### Stated goal:
Wherever the word "саны" turns up in a line of the entries, copy that line.

### Recorded information:
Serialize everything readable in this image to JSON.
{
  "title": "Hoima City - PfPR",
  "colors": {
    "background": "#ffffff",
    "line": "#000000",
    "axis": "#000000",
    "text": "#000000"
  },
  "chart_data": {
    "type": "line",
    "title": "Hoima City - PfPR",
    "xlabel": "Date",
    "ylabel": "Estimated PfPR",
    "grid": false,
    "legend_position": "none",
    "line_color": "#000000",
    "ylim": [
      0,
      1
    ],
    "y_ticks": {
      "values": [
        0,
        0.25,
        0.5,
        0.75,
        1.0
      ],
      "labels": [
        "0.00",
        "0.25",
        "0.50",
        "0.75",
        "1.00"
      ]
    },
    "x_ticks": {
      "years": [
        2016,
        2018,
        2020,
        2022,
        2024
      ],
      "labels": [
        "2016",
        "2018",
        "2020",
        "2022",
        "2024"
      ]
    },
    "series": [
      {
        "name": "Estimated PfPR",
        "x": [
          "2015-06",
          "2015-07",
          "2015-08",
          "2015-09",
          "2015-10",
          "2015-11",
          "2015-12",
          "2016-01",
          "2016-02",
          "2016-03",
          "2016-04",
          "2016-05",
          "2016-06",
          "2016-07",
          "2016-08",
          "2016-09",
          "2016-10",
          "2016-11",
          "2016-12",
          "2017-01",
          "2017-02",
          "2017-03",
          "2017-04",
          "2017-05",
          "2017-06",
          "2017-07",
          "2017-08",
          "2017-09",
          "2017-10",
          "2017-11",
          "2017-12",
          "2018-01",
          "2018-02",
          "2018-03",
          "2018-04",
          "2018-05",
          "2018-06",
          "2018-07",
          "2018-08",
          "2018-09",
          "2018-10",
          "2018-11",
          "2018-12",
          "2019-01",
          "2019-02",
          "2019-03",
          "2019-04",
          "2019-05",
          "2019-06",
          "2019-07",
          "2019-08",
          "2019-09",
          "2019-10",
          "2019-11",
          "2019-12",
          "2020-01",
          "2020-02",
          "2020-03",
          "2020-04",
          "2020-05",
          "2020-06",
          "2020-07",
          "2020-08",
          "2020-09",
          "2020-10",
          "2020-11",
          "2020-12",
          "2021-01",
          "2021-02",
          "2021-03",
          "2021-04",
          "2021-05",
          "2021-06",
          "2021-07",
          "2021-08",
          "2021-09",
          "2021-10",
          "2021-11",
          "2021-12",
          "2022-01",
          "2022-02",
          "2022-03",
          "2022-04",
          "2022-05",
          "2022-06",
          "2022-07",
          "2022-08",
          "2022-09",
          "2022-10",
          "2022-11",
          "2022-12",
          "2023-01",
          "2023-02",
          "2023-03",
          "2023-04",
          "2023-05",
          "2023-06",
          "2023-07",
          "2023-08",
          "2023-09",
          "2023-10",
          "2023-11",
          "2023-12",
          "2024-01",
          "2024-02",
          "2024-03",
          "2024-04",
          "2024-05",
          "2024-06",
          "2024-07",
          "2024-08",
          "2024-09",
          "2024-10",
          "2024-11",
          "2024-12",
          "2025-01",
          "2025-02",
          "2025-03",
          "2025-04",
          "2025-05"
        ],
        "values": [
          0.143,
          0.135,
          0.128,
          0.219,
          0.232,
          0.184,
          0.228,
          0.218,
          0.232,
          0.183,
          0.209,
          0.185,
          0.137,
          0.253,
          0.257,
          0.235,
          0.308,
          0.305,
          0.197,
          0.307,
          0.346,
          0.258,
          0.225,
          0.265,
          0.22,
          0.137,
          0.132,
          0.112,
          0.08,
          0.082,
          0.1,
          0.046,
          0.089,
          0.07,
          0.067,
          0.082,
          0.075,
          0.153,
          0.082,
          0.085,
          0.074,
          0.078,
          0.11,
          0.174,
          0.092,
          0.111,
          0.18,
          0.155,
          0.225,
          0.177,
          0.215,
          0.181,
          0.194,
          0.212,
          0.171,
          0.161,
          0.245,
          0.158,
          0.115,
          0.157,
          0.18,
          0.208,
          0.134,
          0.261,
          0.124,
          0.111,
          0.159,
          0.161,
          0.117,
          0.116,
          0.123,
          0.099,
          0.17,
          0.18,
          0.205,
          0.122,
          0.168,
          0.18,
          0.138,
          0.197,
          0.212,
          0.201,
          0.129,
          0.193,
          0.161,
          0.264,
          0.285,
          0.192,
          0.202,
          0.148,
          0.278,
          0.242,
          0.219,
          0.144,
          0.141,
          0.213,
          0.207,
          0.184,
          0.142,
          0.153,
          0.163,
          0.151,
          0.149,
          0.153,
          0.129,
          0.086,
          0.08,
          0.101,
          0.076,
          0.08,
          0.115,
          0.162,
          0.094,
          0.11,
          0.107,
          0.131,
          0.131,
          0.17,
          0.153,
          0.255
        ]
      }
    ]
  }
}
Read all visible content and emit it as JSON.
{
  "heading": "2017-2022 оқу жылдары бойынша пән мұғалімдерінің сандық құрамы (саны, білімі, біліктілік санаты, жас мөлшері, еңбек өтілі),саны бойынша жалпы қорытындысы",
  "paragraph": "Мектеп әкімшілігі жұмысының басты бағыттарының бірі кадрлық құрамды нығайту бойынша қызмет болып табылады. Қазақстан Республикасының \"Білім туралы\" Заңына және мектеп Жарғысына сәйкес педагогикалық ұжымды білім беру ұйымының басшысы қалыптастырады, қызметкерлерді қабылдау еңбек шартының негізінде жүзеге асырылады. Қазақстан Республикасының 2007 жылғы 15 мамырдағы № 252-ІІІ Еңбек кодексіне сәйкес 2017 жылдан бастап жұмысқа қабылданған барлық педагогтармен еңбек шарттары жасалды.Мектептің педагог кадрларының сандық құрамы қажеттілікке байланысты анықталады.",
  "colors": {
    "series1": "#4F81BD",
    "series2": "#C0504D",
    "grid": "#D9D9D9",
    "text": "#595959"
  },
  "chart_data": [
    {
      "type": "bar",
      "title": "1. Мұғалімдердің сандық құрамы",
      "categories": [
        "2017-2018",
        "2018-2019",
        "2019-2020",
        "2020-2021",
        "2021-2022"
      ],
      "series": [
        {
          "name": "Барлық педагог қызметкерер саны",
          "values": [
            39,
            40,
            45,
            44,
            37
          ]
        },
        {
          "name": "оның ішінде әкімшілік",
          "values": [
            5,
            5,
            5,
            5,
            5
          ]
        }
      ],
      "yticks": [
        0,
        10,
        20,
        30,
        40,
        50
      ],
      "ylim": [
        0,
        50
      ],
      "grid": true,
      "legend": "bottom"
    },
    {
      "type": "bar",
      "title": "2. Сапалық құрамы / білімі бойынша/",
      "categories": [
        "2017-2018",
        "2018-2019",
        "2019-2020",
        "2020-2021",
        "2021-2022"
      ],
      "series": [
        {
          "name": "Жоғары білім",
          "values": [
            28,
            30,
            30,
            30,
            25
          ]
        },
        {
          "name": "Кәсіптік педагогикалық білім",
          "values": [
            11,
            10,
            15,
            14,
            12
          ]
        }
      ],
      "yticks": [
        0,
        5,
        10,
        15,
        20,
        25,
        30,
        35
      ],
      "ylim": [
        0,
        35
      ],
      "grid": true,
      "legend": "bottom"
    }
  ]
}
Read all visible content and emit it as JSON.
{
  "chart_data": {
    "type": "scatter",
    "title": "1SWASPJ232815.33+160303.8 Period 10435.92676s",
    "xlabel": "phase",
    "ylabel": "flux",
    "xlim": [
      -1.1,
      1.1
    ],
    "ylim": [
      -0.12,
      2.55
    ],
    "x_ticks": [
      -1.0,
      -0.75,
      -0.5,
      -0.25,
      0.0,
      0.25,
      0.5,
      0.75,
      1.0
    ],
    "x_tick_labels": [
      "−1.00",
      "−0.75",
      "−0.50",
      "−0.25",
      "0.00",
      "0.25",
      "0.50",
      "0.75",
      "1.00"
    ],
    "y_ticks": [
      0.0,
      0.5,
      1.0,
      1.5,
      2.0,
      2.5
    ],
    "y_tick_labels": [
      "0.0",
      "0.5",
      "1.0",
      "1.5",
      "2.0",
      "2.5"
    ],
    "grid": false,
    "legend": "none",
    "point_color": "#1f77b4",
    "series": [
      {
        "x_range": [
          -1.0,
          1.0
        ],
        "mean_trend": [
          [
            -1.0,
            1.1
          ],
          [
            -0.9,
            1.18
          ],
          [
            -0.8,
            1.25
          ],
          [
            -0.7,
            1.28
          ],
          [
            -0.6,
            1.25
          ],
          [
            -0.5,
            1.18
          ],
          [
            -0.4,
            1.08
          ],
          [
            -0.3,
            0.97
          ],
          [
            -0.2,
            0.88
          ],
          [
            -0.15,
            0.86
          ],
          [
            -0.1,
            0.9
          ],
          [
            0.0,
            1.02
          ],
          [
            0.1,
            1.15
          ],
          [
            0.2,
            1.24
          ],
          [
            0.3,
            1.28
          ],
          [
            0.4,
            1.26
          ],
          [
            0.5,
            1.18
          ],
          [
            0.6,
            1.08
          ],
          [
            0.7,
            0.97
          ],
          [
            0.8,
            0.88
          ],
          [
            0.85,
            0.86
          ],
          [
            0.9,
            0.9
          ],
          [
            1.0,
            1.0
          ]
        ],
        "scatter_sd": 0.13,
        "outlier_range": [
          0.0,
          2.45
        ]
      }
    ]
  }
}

### Task answer:
  "heading": "2017-2022 оқу жылдары бойынша пән мұғалімдерінің сандық құрамы (саны, білімі, біліктілік санаты, жас мөлшері, еңбек өтілі),саны бойынша жалпы қорытындысы",
          "name": "Барлық педагог қызметкерер саны",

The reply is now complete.